Con estas religiones, también la actividad misionera de la Iglesia halla más
fácilmente un lenguaje común.
¿Hay en estas religiones, quizá,
una cierta preparación para la fe cristiana en la comunión de los santos, por
la que todos los creyentes, vivos o muertos, forman una única comunidad, un
único cuerpo?
La fe en la comunión de los santos es, en definitiva, fe en Cristo, que es la única fuente de vida y de santidad para todos. No hay nada de extraño, pues, en que los animistas africanos y asiáticos se conviertan con relativa facilidad en confesores de Cristo, oponiendo menos resistencia que los representantes de las grandes religiones del Extremo Oriente”
Y es que Nuestro Señor Jesucristo
fue enviado por el Padre a este mundo para redimir a todos los hombres, pero
tiene ciertamente caminos distintos para llegar al corazón de los mismos, en la
etapa actual de la historia de la salvación. Por otra parte, como apunta el
Papa en sus enseñanzas, en un Continente como África, donde la religión
animista es mayoritaria en muchas regines, el cristianismo es mejor
abrazado que en los países asiáticos, y
es aceptado Cristo, porque tienen en Él
una fe implícita.
Ciertamente la Iglesia católica
se encuentra siempre en estado de alerta para realizar su misión
evangelizadora, muy especialmente en los últimos siglos, debido al renacimiento
de un tipo de paganismo creciente y a la indiferencia o pasotismo de tantas
personas a las que a estas alturas, no ha llegado aún el mensaje de Cristo, por
diversas razones y compromisos.
Por eso, como también nos
recuerda el Papa San Juan Pablo II (Ibid):
“la Iglesia renueva cada día,
contra el espíritu de este mundo, una lucha por el alma del mundo. Si de hecho, por un lado, en él están presentes
los Evangelios y la evangelización, por otra hay una poderosa antievangelización,
que dispone de medios y de programas, y se opone con gran fuerza al Evangelio y
a la evangelización.
La lucha por el alma del mundo contemporáneo es enorme allí donde el espíritu de este mundo parece poderoso…sin embargo, mientras pasan las generaciones que se han alejado de Cristo y de la Iglesia, que han aceptado el modelo laicista de pensar y de vivir, o a las que ese modelo les ha sido impuesto, la Iglesia mira siempre hacia el futuro; sale, sin detenerse nunca, al encuentro de las nuevas generaciones. Y se muestra con toda claridad que las nuevas generaciones acogen con entusiasmo lo que sus padres parecían rechazar”
La nueva evangelización ha sido
acusada de muchas cosas, cuando realmente lo único que ha pretendido y sigue
realizando es la enseñaza de <aquello que es esencial en el culto al
verdadero Dios>, y ha cuidado de que no se produgcan desviaciones de la
doctrina de Cristo. Una profunda lectura de la Declaración conciliar
<Dignitatis humanae>, sobre la libertad religiosa, ayudaría, según el
Papa, a esclarer y disipar los temores que se intentan despertar sobre esta
importante labor, quizás con la idea de abrumar a la Iglesia y quitarle el
empuje necesario para seguir acometiendo la misión divina de la evangelización.

------------------------------------------------

• _QUÉ HACER_
Pasa al inglés esta oración del texto de arriba sobre la evangelización: "La fe en la comunión de los santos es, en definitiva, fe en Cristo, que es la única fuente de vida y de santidad para todos."

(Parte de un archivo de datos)
------------------------------------------------

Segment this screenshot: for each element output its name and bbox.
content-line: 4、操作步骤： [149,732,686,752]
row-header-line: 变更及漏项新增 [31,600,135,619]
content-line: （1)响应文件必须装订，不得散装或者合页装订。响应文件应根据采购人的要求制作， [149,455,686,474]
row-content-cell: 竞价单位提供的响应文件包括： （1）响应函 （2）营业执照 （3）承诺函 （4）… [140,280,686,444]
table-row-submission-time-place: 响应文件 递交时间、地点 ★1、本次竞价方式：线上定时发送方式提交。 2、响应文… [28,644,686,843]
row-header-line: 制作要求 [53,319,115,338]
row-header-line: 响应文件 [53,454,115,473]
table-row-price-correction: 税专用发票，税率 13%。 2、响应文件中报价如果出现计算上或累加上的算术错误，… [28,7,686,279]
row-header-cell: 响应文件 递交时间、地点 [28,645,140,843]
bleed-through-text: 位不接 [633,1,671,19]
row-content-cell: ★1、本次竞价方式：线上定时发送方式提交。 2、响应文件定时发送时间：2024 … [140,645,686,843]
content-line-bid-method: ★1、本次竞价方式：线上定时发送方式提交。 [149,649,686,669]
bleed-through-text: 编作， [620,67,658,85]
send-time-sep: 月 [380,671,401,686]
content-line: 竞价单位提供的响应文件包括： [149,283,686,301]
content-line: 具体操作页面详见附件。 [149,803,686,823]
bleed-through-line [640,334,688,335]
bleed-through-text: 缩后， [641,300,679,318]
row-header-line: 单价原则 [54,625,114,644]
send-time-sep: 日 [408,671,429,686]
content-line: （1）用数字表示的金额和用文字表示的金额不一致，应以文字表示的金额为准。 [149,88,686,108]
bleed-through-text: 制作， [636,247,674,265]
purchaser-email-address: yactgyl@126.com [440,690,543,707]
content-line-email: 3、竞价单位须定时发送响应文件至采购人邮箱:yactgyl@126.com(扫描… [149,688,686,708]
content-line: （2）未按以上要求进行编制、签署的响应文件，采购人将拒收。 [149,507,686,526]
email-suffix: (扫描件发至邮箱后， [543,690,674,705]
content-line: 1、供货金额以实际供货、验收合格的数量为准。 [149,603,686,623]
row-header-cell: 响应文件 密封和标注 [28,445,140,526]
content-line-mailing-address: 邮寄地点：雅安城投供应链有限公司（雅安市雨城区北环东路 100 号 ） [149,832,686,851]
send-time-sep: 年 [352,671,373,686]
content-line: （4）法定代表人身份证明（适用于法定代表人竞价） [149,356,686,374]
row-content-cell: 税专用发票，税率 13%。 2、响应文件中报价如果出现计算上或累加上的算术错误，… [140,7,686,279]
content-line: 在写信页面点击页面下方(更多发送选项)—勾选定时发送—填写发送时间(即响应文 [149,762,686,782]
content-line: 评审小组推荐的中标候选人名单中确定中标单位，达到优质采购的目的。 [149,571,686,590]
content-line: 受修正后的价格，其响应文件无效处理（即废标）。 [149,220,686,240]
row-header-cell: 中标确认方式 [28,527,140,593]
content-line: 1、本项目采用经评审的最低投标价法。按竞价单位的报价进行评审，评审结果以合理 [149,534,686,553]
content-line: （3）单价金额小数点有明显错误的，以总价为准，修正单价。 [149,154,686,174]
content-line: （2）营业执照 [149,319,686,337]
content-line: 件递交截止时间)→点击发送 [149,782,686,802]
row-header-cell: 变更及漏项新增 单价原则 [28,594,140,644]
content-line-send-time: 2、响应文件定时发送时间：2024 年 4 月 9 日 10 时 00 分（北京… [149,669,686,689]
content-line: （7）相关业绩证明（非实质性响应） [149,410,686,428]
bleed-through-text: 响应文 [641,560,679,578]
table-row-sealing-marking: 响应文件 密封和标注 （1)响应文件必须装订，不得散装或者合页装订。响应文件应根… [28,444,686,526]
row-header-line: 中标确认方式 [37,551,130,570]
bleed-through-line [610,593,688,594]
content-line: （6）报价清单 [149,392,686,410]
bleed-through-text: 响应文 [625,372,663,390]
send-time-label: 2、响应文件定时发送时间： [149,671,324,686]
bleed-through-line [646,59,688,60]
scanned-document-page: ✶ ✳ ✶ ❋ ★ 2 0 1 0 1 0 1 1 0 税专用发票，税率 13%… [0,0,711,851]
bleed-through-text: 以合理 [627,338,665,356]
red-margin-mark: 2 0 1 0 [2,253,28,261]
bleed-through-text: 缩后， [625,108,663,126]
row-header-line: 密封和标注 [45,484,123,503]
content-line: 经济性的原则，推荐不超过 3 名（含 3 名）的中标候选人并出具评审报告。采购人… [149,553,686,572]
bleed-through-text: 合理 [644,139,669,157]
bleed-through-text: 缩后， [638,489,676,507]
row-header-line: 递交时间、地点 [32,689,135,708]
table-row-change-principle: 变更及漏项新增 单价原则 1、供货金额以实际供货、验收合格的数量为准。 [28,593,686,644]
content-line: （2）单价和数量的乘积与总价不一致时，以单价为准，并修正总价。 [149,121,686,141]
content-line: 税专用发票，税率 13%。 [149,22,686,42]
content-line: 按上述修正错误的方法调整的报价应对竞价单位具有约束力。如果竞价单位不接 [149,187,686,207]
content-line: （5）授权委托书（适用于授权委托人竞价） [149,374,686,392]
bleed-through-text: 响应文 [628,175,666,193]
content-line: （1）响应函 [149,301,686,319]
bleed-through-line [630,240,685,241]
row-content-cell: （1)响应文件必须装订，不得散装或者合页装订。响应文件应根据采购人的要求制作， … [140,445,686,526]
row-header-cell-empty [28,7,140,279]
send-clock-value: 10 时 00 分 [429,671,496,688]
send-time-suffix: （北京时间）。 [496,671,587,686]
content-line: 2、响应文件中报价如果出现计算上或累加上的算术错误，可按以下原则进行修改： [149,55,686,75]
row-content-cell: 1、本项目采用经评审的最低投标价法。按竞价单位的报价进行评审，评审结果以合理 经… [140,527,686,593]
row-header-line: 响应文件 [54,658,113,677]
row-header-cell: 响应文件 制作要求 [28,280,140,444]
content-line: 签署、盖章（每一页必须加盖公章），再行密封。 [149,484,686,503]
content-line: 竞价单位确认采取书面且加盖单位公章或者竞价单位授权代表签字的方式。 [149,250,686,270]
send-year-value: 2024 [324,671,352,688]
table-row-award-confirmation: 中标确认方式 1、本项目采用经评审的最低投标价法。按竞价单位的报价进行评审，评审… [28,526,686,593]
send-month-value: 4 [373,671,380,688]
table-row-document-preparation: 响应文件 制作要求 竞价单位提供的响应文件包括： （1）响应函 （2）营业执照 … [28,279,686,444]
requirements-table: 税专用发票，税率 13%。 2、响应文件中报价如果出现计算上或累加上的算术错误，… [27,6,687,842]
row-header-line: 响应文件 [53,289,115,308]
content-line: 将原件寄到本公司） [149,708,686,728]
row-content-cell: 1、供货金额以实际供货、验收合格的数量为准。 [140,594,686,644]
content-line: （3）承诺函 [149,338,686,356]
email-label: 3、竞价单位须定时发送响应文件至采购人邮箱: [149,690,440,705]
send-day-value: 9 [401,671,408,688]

------------------------------------------------

• _RESULTADO CORRECTO_
Faith in the communion of saints is, ultimately, faith in Christ, who is the only source of life and holiness for all.